## EXERCISE DETAILS
Find each line with the word "type" in it, then give the total alone.

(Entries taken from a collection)
# # # # # # #
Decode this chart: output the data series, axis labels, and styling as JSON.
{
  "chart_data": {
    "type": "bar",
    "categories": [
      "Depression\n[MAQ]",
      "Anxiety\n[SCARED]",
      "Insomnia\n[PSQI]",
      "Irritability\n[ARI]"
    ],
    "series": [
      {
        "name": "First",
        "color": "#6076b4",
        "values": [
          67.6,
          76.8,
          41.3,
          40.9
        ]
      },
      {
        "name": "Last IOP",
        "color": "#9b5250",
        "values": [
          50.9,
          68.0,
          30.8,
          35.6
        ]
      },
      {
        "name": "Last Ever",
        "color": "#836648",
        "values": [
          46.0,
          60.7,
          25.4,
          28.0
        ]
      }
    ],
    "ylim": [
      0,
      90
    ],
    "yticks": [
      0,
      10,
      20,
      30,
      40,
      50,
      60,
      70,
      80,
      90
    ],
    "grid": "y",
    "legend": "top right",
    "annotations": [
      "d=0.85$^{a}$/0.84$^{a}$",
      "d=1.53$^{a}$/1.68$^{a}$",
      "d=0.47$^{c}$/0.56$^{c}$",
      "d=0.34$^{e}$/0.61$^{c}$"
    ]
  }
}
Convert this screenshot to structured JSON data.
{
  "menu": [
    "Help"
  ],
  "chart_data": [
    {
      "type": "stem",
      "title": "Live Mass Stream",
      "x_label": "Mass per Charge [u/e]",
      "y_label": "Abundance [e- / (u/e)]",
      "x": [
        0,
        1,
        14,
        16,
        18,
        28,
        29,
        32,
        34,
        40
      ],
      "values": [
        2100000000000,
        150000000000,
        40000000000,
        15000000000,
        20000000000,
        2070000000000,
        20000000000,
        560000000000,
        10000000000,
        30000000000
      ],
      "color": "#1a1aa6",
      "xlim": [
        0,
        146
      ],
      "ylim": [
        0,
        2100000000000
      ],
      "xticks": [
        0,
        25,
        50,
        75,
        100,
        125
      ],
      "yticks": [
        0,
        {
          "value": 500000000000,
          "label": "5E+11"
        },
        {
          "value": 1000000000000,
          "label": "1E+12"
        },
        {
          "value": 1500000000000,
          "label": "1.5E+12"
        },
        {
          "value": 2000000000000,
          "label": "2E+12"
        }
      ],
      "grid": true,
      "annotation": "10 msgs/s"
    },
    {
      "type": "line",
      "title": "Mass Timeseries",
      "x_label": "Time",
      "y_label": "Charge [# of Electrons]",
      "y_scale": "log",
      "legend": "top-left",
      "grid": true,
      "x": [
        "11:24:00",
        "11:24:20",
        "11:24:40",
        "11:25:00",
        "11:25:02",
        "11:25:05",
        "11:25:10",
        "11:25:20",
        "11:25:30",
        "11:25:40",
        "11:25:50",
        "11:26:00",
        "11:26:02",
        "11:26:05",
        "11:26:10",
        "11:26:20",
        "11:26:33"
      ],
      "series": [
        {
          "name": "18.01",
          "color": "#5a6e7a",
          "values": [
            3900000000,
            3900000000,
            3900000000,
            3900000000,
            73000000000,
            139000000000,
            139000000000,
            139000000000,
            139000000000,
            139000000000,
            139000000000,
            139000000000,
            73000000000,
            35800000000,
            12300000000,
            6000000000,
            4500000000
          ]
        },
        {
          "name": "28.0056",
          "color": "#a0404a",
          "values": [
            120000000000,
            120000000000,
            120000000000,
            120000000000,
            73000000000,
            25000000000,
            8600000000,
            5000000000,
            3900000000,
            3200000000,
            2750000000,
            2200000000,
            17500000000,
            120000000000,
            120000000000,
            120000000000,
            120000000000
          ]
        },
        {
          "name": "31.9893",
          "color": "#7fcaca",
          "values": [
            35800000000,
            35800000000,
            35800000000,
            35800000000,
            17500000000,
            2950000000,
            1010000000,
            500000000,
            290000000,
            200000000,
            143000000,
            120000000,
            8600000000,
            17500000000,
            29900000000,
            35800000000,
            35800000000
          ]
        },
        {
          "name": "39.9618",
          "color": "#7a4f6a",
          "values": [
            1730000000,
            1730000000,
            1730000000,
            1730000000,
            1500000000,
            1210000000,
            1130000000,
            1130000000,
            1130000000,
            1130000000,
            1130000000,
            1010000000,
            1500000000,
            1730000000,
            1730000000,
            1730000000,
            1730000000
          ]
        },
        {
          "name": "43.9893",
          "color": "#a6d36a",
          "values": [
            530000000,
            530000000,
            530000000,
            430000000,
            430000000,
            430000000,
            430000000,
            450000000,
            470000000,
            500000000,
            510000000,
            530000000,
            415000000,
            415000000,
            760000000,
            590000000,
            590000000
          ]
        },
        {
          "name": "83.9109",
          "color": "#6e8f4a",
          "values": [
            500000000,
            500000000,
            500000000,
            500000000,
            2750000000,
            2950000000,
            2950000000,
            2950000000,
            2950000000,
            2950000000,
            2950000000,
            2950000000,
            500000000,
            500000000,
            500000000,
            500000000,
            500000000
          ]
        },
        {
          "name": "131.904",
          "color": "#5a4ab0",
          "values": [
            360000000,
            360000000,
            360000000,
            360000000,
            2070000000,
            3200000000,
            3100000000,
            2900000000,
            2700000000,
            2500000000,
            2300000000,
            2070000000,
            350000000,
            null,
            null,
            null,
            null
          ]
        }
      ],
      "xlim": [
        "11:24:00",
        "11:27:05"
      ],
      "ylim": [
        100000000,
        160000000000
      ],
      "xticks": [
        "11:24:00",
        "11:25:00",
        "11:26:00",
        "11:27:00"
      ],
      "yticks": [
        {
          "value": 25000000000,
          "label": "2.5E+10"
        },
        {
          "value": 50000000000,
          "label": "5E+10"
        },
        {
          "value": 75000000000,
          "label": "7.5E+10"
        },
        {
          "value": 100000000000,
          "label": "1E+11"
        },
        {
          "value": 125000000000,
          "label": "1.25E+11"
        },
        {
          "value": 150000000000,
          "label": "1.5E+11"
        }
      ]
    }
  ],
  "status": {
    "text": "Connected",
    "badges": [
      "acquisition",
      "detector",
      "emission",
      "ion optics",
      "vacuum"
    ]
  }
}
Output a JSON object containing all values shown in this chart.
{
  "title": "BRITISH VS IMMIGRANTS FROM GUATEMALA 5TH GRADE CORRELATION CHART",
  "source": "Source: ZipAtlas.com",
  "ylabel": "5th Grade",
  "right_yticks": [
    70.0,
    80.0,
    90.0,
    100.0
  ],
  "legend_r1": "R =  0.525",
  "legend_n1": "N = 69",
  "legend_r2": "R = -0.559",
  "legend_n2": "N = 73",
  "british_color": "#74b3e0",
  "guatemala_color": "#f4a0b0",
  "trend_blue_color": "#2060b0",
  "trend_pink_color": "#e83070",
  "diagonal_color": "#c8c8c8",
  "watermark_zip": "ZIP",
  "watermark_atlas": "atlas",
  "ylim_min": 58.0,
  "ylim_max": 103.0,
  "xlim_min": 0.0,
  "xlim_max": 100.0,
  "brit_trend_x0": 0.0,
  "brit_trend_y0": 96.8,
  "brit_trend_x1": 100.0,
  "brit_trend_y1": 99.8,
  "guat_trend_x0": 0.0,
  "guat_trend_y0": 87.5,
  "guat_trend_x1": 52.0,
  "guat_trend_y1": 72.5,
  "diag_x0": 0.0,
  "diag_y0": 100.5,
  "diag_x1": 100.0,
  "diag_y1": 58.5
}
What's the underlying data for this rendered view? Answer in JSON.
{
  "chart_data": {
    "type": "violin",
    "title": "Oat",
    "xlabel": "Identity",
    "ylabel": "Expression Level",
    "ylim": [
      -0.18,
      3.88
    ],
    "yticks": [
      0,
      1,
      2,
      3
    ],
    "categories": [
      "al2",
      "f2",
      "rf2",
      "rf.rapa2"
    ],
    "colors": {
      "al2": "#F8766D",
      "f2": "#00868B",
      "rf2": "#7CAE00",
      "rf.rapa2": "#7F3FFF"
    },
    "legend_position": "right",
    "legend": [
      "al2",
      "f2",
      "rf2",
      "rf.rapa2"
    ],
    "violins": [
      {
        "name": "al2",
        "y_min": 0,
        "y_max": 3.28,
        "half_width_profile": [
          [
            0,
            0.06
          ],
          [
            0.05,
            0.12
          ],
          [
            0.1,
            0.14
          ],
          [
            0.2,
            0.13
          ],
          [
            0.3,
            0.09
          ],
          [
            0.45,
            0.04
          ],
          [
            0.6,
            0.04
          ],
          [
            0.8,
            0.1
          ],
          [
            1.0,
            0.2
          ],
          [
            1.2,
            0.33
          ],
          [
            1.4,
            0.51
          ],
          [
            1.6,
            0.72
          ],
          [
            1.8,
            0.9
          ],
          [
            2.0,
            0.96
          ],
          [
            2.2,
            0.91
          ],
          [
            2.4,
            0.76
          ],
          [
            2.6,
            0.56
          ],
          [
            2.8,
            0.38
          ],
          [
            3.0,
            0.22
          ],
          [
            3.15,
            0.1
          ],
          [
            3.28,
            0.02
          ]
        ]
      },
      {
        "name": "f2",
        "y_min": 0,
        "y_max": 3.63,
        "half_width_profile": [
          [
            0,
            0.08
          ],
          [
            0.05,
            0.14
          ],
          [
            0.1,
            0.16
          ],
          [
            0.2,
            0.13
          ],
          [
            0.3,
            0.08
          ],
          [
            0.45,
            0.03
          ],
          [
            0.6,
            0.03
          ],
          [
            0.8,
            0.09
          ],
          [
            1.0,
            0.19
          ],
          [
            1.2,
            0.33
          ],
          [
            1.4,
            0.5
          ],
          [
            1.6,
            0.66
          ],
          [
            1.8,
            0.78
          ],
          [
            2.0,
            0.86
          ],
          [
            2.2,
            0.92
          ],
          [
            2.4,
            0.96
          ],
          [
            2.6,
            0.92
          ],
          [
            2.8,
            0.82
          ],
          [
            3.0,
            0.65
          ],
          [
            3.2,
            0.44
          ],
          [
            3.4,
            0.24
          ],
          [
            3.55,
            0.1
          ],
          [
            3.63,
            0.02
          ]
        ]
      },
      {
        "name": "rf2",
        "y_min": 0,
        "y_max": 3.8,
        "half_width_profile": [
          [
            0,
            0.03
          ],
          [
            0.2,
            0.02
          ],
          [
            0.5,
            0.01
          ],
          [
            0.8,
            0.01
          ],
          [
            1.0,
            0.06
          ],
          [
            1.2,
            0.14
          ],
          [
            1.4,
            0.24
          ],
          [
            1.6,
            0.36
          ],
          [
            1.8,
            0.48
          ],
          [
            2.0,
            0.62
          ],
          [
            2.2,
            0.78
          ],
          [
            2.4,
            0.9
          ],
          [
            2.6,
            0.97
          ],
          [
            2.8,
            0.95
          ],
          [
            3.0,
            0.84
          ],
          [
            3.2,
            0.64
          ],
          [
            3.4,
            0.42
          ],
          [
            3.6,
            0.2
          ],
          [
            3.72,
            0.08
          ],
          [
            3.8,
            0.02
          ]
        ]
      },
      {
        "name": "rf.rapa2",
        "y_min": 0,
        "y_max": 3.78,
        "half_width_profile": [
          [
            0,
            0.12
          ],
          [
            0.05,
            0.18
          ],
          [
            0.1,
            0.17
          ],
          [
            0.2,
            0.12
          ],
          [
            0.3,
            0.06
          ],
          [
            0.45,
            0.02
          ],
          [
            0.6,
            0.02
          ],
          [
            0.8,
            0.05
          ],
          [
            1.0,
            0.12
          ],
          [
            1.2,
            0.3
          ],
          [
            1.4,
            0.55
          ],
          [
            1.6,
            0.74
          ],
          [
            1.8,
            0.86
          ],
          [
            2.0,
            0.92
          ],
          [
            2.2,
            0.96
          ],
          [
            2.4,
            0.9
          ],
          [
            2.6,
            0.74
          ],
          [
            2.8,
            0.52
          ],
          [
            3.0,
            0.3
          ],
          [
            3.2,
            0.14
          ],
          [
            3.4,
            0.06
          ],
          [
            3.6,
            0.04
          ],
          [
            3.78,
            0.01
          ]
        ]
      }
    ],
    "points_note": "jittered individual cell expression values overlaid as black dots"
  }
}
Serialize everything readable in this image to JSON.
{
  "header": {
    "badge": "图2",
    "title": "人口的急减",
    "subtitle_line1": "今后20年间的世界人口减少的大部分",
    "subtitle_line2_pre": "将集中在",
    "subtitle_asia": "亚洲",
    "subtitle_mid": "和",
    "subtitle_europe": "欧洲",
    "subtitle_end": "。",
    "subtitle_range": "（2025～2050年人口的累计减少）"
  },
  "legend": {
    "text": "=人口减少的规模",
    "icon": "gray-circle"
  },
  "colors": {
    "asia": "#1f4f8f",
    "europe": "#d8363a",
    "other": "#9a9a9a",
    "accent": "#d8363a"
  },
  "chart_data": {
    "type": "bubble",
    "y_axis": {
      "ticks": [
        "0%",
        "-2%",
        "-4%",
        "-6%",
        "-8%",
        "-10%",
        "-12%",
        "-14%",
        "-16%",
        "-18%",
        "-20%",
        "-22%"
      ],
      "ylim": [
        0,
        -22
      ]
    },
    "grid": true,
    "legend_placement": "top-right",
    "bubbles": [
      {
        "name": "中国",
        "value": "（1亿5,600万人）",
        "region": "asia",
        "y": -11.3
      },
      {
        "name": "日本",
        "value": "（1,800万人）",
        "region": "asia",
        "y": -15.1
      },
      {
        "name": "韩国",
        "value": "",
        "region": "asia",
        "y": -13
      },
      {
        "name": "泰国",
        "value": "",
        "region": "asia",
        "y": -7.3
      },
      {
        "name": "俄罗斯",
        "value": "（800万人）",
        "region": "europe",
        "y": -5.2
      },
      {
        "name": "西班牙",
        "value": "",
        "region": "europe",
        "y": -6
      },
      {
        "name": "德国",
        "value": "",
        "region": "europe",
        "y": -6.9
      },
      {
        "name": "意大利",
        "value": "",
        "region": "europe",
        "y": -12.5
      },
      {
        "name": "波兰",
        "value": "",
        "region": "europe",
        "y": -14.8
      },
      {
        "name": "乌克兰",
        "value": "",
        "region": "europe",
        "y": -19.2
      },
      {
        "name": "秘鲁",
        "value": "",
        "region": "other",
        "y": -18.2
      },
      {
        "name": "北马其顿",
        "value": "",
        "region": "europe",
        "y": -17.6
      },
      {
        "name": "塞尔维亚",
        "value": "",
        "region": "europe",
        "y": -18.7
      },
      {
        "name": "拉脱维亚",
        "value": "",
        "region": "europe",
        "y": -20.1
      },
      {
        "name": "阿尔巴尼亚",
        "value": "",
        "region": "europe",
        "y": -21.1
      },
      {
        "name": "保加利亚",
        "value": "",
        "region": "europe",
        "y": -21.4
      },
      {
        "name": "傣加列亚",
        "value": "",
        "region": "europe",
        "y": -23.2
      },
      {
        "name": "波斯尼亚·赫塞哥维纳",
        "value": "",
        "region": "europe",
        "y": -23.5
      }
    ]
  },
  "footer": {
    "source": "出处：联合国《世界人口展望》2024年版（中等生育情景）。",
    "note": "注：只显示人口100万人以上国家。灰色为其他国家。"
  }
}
# # # # # # #
## TASK ANSWER
5